[Extract]
——
Scientific classification
- Kingdom: Plantae
- Clade: Tracheophytes
- Clade: Angiosperms
- Clade: Eudicots
- Clade: Rosids
- Order: Brassicales
- Family: Brassicaceae
- Genus: Physaria
- Species: P. gordonii
- Binomial name: Physaria gordonii (A. Gray) O'Kane & Al-Shehbaz
- Subspecies: Physaria gordonii densifolia;
- Synonyms: Lesquerella gordonii; Vesicaria gordonii; Alyssum gordonii;

= Physaria gordonii =

- Genus: Physaria
- Species: gordonii
- Authority: (A. Gray) O'Kane & Al-Shehbaz
- Conservation status: G5
- Synonyms: Lesquerella gordonii, Vesicaria gordonii, Alyssum gordonii

Species of flowering plant

Physaria gordonii, commonly known as Gordon's bladderpod, is a species of plant in the family Brassicaceae distributed throughout the Southwestern United States and Northern Mexico. It is a winter annual wildflower, maturing between April and June. The plant normally grows in sandy or gravel deserts. The plant has low-growing stems, with long, lanceolate leaves measuring about 4 in. The plants flowers are in a loose, raceme cluster, and are radially symmetrical. The plant is very similar to P. fendleri.
——
[Data extract]
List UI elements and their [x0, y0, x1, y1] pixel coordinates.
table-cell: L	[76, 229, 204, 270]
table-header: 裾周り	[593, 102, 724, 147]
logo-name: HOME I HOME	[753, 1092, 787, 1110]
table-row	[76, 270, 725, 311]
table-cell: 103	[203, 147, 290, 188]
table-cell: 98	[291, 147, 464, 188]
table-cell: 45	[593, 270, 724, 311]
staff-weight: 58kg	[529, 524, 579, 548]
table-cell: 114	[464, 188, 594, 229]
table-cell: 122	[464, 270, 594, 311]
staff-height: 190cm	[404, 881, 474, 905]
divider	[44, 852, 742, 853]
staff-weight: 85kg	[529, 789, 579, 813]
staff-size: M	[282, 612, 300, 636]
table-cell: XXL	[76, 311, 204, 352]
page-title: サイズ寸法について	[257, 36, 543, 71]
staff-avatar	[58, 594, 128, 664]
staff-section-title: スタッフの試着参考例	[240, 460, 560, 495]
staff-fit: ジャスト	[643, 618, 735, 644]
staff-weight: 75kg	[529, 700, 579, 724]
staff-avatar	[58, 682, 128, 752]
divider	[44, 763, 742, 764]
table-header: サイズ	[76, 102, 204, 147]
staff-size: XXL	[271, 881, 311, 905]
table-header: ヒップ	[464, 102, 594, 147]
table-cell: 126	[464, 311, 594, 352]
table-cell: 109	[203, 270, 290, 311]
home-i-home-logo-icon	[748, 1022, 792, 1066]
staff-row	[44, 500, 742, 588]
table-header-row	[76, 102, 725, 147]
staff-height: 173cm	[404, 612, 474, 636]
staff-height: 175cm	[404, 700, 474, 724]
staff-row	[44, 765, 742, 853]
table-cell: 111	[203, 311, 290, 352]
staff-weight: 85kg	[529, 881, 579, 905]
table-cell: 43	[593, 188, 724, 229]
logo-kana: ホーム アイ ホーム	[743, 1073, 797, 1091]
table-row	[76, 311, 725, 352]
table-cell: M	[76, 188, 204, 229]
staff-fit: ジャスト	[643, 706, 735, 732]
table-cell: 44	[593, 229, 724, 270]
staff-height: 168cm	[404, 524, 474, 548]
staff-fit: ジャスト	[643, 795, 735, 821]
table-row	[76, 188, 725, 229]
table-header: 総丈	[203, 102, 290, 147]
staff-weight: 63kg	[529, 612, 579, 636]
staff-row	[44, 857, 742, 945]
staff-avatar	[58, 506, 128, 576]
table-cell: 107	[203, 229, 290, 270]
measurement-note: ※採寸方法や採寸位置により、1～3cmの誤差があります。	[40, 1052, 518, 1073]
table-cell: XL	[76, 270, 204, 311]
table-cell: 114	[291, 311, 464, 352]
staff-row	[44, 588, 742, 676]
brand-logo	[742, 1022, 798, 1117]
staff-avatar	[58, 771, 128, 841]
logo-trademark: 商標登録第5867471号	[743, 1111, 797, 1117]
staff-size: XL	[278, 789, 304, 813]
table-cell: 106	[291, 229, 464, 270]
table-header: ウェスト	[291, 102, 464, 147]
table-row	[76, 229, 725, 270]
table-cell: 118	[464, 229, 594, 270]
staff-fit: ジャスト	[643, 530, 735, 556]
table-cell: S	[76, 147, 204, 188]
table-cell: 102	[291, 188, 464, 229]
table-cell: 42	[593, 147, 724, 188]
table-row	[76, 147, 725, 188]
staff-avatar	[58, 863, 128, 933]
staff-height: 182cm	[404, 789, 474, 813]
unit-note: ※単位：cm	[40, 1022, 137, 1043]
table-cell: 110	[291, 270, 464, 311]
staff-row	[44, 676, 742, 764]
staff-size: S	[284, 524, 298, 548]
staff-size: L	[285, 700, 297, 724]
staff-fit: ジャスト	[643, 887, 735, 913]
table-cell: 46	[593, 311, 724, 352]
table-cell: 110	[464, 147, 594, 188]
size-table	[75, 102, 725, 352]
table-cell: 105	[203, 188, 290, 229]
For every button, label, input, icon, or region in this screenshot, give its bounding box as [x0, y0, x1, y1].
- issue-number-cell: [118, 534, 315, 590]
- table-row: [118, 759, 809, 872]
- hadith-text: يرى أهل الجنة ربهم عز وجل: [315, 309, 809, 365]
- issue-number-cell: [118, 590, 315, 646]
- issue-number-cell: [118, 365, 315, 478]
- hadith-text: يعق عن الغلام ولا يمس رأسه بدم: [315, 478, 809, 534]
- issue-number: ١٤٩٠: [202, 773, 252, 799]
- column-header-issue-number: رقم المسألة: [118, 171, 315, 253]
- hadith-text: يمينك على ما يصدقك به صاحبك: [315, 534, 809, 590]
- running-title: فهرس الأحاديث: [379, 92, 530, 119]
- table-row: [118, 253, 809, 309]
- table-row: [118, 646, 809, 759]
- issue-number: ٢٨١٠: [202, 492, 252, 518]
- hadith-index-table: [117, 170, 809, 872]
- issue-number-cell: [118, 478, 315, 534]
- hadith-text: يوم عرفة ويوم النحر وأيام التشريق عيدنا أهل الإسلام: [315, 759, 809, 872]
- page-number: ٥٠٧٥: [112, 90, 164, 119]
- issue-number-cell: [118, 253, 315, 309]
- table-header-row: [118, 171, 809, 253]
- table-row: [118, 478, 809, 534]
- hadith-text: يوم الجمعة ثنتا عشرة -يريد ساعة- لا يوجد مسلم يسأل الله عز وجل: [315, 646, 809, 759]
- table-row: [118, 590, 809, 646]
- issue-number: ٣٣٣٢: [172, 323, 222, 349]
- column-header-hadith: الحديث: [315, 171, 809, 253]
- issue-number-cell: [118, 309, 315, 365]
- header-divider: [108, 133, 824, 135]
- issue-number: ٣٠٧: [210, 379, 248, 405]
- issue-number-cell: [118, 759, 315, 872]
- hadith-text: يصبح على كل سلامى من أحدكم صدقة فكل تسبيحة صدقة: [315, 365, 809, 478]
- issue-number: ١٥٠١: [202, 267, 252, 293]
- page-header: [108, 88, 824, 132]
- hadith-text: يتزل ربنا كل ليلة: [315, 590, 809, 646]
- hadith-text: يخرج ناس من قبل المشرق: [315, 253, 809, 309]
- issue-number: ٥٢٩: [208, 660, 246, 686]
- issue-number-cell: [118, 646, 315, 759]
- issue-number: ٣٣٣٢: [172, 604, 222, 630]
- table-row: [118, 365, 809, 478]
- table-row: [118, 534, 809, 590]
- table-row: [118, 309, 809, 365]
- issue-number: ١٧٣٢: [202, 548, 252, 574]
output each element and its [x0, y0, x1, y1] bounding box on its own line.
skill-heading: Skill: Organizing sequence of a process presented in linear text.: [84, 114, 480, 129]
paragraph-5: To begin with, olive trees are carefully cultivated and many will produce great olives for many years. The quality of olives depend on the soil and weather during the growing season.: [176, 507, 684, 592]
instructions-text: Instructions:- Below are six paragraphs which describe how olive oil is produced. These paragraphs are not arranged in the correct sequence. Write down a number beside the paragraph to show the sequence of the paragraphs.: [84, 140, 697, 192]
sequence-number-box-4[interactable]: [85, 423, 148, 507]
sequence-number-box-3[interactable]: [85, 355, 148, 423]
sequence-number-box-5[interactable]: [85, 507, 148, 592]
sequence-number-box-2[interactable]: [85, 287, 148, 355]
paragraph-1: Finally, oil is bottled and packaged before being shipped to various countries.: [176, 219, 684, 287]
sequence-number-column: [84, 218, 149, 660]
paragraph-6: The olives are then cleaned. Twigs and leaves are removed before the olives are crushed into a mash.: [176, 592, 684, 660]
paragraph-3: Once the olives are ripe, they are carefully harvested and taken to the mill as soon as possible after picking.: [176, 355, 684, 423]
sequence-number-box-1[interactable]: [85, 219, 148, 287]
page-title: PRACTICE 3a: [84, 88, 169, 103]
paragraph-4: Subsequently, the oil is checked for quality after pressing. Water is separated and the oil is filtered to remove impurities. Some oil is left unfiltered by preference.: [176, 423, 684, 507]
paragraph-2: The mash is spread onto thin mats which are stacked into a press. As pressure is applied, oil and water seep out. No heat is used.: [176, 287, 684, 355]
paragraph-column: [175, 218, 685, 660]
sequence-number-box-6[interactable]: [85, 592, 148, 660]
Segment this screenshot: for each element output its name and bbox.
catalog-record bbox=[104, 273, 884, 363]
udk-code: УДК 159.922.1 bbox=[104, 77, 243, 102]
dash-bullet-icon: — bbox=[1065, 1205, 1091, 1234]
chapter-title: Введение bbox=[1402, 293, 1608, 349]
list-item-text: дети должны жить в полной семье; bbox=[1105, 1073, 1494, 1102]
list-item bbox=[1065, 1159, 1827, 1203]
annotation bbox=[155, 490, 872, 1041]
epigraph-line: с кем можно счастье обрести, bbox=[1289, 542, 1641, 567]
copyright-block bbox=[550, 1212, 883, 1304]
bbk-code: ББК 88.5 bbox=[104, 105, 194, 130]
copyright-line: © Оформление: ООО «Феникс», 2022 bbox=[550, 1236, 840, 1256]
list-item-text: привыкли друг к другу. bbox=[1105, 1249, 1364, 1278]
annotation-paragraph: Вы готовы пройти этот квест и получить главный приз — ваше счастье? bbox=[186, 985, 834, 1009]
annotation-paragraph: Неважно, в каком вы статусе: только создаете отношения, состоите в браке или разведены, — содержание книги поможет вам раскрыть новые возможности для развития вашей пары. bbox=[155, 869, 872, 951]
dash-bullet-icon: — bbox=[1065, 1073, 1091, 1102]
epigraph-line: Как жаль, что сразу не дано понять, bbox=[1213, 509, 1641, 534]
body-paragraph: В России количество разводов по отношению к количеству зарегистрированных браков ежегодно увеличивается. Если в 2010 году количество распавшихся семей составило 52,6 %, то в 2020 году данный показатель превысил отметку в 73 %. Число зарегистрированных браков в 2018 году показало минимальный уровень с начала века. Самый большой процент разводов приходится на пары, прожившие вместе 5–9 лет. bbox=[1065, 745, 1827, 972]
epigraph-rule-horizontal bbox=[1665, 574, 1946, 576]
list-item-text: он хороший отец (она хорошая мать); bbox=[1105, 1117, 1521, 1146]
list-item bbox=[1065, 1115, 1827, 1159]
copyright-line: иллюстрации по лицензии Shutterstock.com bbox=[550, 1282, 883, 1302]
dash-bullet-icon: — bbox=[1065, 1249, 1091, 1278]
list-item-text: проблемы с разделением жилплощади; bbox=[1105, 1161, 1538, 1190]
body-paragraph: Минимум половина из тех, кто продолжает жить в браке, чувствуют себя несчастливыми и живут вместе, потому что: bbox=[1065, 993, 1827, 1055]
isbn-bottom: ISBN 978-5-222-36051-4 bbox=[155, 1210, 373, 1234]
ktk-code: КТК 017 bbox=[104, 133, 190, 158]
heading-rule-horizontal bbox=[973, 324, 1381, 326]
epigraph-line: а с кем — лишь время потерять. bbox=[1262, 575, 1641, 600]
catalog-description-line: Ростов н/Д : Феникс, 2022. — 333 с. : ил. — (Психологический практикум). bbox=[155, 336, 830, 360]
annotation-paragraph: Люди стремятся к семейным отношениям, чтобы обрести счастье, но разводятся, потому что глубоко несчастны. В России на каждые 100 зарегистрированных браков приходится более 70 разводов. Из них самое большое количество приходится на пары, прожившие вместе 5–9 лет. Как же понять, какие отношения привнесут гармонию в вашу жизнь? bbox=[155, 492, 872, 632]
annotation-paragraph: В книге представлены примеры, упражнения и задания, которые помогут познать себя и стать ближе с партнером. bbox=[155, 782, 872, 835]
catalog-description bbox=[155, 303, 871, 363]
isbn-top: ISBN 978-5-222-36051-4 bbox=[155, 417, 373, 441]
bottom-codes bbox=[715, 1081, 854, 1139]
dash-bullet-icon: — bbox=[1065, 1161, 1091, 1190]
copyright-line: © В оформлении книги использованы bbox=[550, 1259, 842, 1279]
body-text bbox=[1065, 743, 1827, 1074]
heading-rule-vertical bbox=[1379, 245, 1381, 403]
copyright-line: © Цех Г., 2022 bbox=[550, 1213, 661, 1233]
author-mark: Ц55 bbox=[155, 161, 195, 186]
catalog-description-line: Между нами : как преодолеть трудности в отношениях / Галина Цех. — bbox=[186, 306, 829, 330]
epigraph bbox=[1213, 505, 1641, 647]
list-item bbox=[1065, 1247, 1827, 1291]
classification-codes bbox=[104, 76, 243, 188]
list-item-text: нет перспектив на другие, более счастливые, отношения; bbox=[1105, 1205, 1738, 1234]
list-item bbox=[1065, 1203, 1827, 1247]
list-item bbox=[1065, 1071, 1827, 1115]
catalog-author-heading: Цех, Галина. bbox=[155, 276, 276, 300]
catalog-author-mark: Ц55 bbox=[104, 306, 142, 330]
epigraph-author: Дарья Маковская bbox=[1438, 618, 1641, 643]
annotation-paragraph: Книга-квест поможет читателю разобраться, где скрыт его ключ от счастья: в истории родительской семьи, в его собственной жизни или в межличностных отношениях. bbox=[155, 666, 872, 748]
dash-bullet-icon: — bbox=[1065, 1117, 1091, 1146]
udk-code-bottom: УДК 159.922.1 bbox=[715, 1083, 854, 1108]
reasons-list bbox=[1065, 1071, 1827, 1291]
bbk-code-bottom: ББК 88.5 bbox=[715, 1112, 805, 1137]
——
[What this task involves]
List every clade named in the scientific classification of Gordon's bladderpod above.

[Solution to this problem]
Tracheophytes, Angiosperms, Eudicots, Rosids